╔══

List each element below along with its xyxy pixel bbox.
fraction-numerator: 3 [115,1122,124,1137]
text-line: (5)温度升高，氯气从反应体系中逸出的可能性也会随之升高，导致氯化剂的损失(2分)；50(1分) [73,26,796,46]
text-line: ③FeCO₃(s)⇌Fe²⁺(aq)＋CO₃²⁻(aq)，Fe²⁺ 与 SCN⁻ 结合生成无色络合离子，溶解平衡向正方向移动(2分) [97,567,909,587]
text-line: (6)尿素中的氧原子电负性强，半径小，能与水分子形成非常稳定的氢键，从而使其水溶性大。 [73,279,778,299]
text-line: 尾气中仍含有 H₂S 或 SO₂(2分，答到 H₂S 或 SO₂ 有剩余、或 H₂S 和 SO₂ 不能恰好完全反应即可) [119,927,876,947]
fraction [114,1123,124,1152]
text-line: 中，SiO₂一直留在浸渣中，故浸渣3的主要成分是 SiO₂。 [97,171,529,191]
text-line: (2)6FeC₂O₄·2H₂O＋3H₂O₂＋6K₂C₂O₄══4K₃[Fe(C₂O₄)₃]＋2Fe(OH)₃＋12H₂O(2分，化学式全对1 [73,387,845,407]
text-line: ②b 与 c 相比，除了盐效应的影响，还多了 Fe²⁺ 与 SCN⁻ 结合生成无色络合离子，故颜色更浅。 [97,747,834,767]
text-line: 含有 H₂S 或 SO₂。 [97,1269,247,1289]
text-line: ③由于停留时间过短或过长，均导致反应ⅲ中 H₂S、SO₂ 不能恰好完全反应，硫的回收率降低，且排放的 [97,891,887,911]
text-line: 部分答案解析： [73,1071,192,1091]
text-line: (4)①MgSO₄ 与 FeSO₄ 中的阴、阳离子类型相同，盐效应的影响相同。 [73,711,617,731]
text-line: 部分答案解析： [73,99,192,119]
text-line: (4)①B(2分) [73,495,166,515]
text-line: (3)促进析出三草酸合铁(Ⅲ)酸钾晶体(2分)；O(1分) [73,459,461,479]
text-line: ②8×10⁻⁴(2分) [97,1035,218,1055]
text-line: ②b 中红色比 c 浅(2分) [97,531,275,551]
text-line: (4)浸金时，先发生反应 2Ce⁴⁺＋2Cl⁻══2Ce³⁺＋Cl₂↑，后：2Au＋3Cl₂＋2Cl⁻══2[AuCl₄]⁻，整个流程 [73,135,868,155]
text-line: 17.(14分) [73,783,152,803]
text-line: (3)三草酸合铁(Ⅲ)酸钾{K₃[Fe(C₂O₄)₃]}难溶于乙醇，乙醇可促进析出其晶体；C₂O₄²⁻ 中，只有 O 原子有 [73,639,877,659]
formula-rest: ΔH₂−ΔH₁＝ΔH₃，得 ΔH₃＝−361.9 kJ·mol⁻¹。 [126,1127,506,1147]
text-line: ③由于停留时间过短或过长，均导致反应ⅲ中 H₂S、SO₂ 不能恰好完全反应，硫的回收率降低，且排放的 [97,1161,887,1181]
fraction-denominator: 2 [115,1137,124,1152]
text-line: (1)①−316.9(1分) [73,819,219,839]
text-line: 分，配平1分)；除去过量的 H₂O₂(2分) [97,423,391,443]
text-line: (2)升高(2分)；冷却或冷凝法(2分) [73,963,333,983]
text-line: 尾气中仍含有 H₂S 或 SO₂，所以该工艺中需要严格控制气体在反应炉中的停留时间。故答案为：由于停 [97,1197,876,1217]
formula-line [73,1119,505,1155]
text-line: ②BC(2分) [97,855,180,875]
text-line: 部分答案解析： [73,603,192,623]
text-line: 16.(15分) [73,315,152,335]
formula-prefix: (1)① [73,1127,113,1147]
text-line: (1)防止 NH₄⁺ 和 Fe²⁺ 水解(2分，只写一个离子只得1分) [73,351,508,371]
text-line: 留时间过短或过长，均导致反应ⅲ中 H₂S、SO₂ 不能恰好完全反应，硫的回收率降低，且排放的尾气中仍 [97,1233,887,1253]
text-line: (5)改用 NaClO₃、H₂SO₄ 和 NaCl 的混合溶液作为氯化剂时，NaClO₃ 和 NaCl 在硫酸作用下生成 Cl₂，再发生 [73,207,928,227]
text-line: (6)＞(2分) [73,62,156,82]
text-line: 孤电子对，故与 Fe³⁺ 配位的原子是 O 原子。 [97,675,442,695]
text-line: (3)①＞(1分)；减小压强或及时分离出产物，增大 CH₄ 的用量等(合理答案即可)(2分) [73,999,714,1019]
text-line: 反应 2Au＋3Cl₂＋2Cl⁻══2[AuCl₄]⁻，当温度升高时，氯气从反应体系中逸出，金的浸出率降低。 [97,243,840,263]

╚══

## TASK PROMPT
Reproduce every line of the records above word for word, without changing anything.

## RESULT OF THE TASK
List each element below along with its xyxy pixel bbox.
fraction-numerator: 3 [115,1122,124,1137]
text-line: (5)温度升高，氯气从反应体系中逸出的可能性也会随之升高，导致氯化剂的损失(2分)；50(1分) [73,26,796,46]
text-line: ③FeCO₃(s)⇌Fe²⁺(aq)＋CO₃²⁻(aq)，Fe²⁺ 与 SCN⁻ 结合生成无色络合离子，溶解平衡向正方向移动(2分) [97,567,909,587]
text-line: (6)尿素中的氧原子电负性强，半径小，能与水分子形成非常稳定的氢键，从而使其水溶性大。 [73,279,778,299]
text-line: 尾气中仍含有 H₂S 或 SO₂(2分，答到 H₂S 或 SO₂ 有剩余、或 H₂S 和 SO₂ 不能恰好完全反应即可) [119,927,876,947]
fraction [114,1123,124,1152]
text-line: 中，SiO₂一直留在浸渣中，故浸渣3的主要成分是 SiO₂。 [97,171,529,191]
text-line: (2)6FeC₂O₄·2H₂O＋3H₂O₂＋6K₂C₂O₄══4K₃[Fe(C₂O₄)₃]＋2Fe(OH)₃＋12H₂O(2分，化学式全对1 [73,387,845,407]
text-line: ②b 与 c 相比，除了盐效应的影响，还多了 Fe²⁺ 与 SCN⁻ 结合生成无色络合离子，故颜色更浅。 [97,747,834,767]
text-line: 含有 H₂S 或 SO₂。 [97,1269,247,1289]
text-line: ③由于停留时间过短或过长，均导致反应ⅲ中 H₂S、SO₂ 不能恰好完全反应，硫的回收率降低，且排放的 [97,891,887,911]
text-line: 部分答案解析： [73,1071,192,1091]
text-line: (4)①MgSO₄ 与 FeSO₄ 中的阴、阳离子类型相同，盐效应的影响相同。 [73,711,617,731]
text-line: 部分答案解析： [73,99,192,119]
text-line: (4)①B(2分) [73,495,166,515]
text-line: (3)促进析出三草酸合铁(Ⅲ)酸钾晶体(2分)；O(1分) [73,459,461,479]
text-line: ②8×10⁻⁴(2分) [97,1035,218,1055]
text-line: ②b 中红色比 c 浅(2分) [97,531,275,551]
text-line: (4)浸金时，先发生反应 2Ce⁴⁺＋2Cl⁻══2Ce³⁺＋Cl₂↑，后：2Au＋3Cl₂＋2Cl⁻══2[AuCl₄]⁻，整个流程 [73,135,868,155]
text-line: 17.(14分) [73,783,152,803]
text-line: (3)三草酸合铁(Ⅲ)酸钾{K₃[Fe(C₂O₄)₃]}难溶于乙醇，乙醇可促进析出其晶体；C₂O₄²⁻ 中，只有 O 原子有 [73,639,877,659]
formula-rest: ΔH₂−ΔH₁＝ΔH₃，得 ΔH₃＝−361.9 kJ·mol⁻¹。 [126,1127,506,1147]
text-line: ③由于停留时间过短或过长，均导致反应ⅲ中 H₂S、SO₂ 不能恰好完全反应，硫的回收率降低，且排放的 [97,1161,887,1181]
fraction-denominator: 2 [115,1137,124,1152]
text-line: (1)①−316.9(1分) [73,819,219,839]
text-line: 分，配平1分)；除去过量的 H₂O₂(2分) [97,423,391,443]
text-line: (2)升高(2分)；冷却或冷凝法(2分) [73,963,333,983]
text-line: 尾气中仍含有 H₂S 或 SO₂，所以该工艺中需要严格控制气体在反应炉中的停留时间。故答案为：由于停 [97,1197,876,1217]
formula-line [73,1119,505,1155]
text-line: ②BC(2分) [97,855,180,875]
text-line: 部分答案解析： [73,603,192,623]
text-line: 16.(15分) [73,315,152,335]
formula-prefix: (1)① [73,1127,113,1147]
text-line: (1)防止 NH₄⁺ 和 Fe²⁺ 水解(2分，只写一个离子只得1分) [73,351,508,371]
text-line: 留时间过短或过长，均导致反应ⅲ中 H₂S、SO₂ 不能恰好完全反应，硫的回收率降低，且排放的尾气中仍 [97,1233,887,1253]
text-line: (5)改用 NaClO₃、H₂SO₄ 和 NaCl 的混合溶液作为氯化剂时，NaClO₃ 和 NaCl 在硫酸作用下生成 Cl₂，再发生 [73,207,928,227]
text-line: (6)＞(2分) [73,62,156,82]
text-line: 孤电子对，故与 Fe³⁺ 配位的原子是 O 原子。 [97,675,442,695]
text-line: (3)①＞(1分)；减小压强或及时分离出产物，增大 CH₄ 的用量等(合理答案即可)(2分) [73,999,714,1019]
text-line: 反应 2Au＋3Cl₂＋2Cl⁻══2[AuCl₄]⁻，当温度升高时，氯气从反应体系中逸出，金的浸出率降低。 [97,243,840,263]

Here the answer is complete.